▶ _Given data_:
# # # # #
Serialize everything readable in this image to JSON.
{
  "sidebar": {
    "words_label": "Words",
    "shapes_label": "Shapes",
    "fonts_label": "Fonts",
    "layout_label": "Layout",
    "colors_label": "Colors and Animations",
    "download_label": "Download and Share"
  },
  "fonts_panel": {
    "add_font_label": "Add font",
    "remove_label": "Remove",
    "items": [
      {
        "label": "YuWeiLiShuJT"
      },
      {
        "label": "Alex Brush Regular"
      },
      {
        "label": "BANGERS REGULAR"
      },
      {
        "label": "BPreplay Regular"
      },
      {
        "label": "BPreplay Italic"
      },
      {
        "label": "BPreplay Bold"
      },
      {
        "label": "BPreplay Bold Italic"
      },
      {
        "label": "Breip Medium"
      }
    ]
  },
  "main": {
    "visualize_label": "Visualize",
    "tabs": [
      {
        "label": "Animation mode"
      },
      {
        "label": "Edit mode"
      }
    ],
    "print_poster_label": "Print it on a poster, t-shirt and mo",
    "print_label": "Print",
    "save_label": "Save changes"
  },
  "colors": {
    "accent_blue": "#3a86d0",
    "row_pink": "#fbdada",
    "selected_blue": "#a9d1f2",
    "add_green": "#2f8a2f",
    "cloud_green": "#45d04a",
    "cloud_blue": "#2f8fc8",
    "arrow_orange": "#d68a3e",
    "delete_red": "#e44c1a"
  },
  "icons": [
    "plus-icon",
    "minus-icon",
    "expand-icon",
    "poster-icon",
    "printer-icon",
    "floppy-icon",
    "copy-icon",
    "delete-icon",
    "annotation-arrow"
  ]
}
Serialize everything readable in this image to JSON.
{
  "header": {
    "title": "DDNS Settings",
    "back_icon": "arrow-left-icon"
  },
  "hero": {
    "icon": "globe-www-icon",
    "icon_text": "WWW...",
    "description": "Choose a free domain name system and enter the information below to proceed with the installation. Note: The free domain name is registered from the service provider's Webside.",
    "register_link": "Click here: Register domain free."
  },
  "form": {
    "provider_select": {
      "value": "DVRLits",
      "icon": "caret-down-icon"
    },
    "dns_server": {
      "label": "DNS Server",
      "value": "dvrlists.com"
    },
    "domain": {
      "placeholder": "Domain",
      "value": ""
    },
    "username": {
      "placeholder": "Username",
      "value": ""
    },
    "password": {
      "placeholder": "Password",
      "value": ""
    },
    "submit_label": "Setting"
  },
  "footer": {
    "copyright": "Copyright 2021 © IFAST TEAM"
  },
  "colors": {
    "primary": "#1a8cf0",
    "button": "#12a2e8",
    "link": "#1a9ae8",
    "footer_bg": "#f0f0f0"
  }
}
# # # # #
▶ _Short task_: Pick out all lines containing the string "poster".

▶ _Answer to this exercise_:
    "print_poster_label": "Print it on a poster, t-shirt and mo",
    "poster-icon",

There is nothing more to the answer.